## Required work
Copy the lines exactly, starting with the first line and going on through the line that contains "ansys-logo: ANSYS R16.2".
** START OF Supplied entries **
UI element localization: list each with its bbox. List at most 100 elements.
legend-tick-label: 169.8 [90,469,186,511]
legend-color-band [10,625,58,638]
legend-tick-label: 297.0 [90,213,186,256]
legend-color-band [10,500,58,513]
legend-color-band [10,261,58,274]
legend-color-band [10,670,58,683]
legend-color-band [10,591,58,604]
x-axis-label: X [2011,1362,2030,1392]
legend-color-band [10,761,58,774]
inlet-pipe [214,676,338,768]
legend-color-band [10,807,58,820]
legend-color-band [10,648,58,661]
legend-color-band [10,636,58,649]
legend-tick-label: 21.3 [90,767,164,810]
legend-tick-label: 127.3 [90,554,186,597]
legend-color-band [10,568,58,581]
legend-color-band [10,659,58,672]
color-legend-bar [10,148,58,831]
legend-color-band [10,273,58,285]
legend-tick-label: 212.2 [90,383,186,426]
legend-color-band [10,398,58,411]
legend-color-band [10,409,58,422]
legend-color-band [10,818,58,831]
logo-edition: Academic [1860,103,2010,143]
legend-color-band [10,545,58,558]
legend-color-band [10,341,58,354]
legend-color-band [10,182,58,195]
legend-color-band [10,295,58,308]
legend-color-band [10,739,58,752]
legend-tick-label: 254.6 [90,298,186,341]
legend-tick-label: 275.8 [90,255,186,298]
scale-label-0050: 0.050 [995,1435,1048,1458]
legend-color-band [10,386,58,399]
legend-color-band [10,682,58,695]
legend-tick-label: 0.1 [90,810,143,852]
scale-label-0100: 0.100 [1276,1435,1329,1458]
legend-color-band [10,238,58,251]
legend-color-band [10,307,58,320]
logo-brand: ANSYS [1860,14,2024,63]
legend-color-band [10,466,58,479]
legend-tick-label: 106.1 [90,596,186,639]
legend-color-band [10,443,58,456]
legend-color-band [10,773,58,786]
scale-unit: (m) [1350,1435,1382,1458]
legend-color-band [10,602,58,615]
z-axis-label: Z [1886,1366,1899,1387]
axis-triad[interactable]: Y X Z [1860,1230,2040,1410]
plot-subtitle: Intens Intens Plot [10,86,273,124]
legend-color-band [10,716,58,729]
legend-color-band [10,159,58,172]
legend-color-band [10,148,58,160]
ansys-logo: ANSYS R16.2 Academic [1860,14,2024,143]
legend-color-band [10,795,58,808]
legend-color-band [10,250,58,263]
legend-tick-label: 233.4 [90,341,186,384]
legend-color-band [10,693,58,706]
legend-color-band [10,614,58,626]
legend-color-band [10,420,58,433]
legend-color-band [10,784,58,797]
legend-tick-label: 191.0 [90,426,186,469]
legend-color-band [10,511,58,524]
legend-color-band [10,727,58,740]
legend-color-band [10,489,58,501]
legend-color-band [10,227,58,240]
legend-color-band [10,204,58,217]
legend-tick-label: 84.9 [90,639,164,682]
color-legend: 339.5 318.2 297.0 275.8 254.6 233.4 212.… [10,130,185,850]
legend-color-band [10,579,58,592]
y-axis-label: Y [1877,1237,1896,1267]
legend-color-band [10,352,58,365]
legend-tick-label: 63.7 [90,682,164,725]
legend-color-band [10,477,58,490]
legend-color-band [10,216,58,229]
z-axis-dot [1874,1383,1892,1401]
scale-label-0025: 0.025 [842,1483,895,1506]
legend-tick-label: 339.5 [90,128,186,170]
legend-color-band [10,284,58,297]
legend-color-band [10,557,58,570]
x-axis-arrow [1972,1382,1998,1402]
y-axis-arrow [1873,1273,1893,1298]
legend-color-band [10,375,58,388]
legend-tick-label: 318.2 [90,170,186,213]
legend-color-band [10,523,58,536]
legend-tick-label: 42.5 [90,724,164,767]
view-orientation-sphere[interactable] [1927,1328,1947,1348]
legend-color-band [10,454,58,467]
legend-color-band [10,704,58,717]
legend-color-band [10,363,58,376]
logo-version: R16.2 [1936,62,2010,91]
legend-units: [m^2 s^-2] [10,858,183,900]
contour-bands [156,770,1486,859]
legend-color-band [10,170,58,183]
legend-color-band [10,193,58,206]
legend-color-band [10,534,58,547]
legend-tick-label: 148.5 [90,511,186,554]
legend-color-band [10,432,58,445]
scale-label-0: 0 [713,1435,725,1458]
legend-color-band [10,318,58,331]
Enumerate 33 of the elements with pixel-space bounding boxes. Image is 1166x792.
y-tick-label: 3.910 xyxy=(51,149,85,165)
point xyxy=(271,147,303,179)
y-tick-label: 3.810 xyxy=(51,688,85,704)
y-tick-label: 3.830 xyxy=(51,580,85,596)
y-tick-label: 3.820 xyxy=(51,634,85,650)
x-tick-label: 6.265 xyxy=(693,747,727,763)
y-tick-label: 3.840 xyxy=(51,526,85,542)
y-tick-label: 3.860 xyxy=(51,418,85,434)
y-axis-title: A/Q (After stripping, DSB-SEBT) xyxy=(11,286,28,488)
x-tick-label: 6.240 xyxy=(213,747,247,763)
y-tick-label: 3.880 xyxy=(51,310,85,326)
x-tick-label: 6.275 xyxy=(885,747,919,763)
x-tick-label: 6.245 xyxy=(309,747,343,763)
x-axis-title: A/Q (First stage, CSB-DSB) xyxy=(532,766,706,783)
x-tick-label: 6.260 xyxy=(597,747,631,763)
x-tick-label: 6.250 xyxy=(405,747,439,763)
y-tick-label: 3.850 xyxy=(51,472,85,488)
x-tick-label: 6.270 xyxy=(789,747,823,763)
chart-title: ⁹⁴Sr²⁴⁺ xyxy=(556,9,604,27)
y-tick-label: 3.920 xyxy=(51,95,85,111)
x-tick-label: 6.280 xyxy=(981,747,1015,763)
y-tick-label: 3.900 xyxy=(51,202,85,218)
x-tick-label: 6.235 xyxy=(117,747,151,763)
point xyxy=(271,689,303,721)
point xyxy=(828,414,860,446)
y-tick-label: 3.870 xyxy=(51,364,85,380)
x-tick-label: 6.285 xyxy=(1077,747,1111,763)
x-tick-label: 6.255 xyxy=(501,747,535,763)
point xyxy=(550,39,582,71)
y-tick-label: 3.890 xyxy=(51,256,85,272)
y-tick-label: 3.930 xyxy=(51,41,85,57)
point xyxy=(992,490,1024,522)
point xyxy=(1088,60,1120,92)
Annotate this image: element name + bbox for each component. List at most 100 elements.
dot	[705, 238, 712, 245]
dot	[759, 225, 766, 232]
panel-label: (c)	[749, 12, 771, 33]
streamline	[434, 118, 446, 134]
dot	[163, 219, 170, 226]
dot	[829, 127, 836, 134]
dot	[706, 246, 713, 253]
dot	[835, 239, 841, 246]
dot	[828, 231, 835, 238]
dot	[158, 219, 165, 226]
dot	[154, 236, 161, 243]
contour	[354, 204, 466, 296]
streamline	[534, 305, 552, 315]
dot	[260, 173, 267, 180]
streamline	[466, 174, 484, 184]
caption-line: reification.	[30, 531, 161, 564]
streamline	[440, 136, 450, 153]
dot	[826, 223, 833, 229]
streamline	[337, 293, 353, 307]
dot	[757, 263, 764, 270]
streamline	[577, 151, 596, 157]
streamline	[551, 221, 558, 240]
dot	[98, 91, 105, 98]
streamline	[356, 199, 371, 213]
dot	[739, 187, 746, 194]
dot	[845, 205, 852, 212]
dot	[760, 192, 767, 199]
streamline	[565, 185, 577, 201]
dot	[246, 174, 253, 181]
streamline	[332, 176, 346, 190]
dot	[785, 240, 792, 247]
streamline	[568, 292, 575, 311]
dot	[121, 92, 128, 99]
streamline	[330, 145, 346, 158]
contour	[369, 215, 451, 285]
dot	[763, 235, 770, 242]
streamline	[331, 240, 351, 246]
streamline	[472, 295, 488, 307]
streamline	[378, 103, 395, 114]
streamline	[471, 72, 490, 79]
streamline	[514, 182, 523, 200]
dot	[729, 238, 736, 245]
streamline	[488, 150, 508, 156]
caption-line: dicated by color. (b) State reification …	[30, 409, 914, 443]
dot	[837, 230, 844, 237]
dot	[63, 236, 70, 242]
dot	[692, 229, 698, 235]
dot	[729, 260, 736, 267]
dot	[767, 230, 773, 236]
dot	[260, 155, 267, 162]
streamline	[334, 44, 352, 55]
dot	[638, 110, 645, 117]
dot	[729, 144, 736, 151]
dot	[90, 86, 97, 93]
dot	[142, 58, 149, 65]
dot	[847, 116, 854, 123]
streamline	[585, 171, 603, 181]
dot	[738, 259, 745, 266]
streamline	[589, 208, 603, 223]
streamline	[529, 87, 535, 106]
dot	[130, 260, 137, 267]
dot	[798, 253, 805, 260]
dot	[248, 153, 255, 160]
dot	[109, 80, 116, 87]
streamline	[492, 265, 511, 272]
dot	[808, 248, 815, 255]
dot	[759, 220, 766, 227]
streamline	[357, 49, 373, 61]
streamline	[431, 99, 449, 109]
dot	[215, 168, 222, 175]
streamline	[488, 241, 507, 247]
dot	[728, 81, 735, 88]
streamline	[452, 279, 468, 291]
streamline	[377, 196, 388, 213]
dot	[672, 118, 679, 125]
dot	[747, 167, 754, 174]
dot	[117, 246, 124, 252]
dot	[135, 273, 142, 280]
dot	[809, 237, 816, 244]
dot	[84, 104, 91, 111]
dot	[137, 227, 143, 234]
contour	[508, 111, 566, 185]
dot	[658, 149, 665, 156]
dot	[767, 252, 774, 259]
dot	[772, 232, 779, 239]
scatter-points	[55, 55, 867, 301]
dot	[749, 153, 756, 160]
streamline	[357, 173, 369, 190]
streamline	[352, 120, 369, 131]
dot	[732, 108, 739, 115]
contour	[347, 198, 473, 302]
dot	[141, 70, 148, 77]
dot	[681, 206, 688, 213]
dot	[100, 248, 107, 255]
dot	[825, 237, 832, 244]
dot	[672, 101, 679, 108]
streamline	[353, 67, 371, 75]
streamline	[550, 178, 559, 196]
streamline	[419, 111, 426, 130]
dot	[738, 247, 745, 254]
** END OF Supplied entries **
## Expected answer
UI element localization: list each with its bbox. List at most 100 elements.
legend-tick-label: 169.8 [90,469,186,511]
legend-color-band [10,625,58,638]
legend-tick-label: 297.0 [90,213,186,256]
legend-color-band [10,500,58,513]
legend-color-band [10,261,58,274]
legend-color-band [10,670,58,683]
legend-color-band [10,591,58,604]
x-axis-label: X [2011,1362,2030,1392]
legend-color-band [10,761,58,774]
inlet-pipe [214,676,338,768]
legend-color-band [10,807,58,820]
legend-color-band [10,648,58,661]
legend-color-band [10,636,58,649]
legend-tick-label: 21.3 [90,767,164,810]
legend-tick-label: 127.3 [90,554,186,597]
legend-color-band [10,568,58,581]
legend-color-band [10,659,58,672]
color-legend-bar [10,148,58,831]
legend-color-band [10,273,58,285]
legend-tick-label: 212.2 [90,383,186,426]
legend-color-band [10,398,58,411]
legend-color-band [10,409,58,422]
legend-color-band [10,818,58,831]
logo-edition: Academic [1860,103,2010,143]
legend-color-band [10,545,58,558]
legend-color-band [10,341,58,354]
legend-color-band [10,182,58,195]
legend-color-band [10,295,58,308]
legend-color-band [10,739,58,752]
legend-tick-label: 254.6 [90,298,186,341]
legend-tick-label: 275.8 [90,255,186,298]
scale-label-0050: 0.050 [995,1435,1048,1458]
legend-color-band [10,386,58,399]
legend-color-band [10,682,58,695]
legend-tick-label: 0.1 [90,810,143,852]
scale-label-0100: 0.100 [1276,1435,1329,1458]
legend-color-band [10,238,58,251]
legend-color-band [10,307,58,320]
logo-brand: ANSYS [1860,14,2024,63]
legend-color-band [10,466,58,479]
legend-tick-label: 106.1 [90,596,186,639]
legend-color-band [10,443,58,456]
legend-color-band [10,773,58,786]
scale-unit: (m) [1350,1435,1382,1458]
legend-color-band [10,602,58,615]
z-axis-label: Z [1886,1366,1899,1387]
axis-triad[interactable]: Y X Z [1860,1230,2040,1410]
plot-subtitle: Intens Intens Plot [10,86,273,124]
legend-color-band [10,716,58,729]
legend-color-band [10,159,58,172]
legend-color-band [10,148,58,160]
ansys-logo: ANSYS R16.2 Academic [1860,14,2024,143]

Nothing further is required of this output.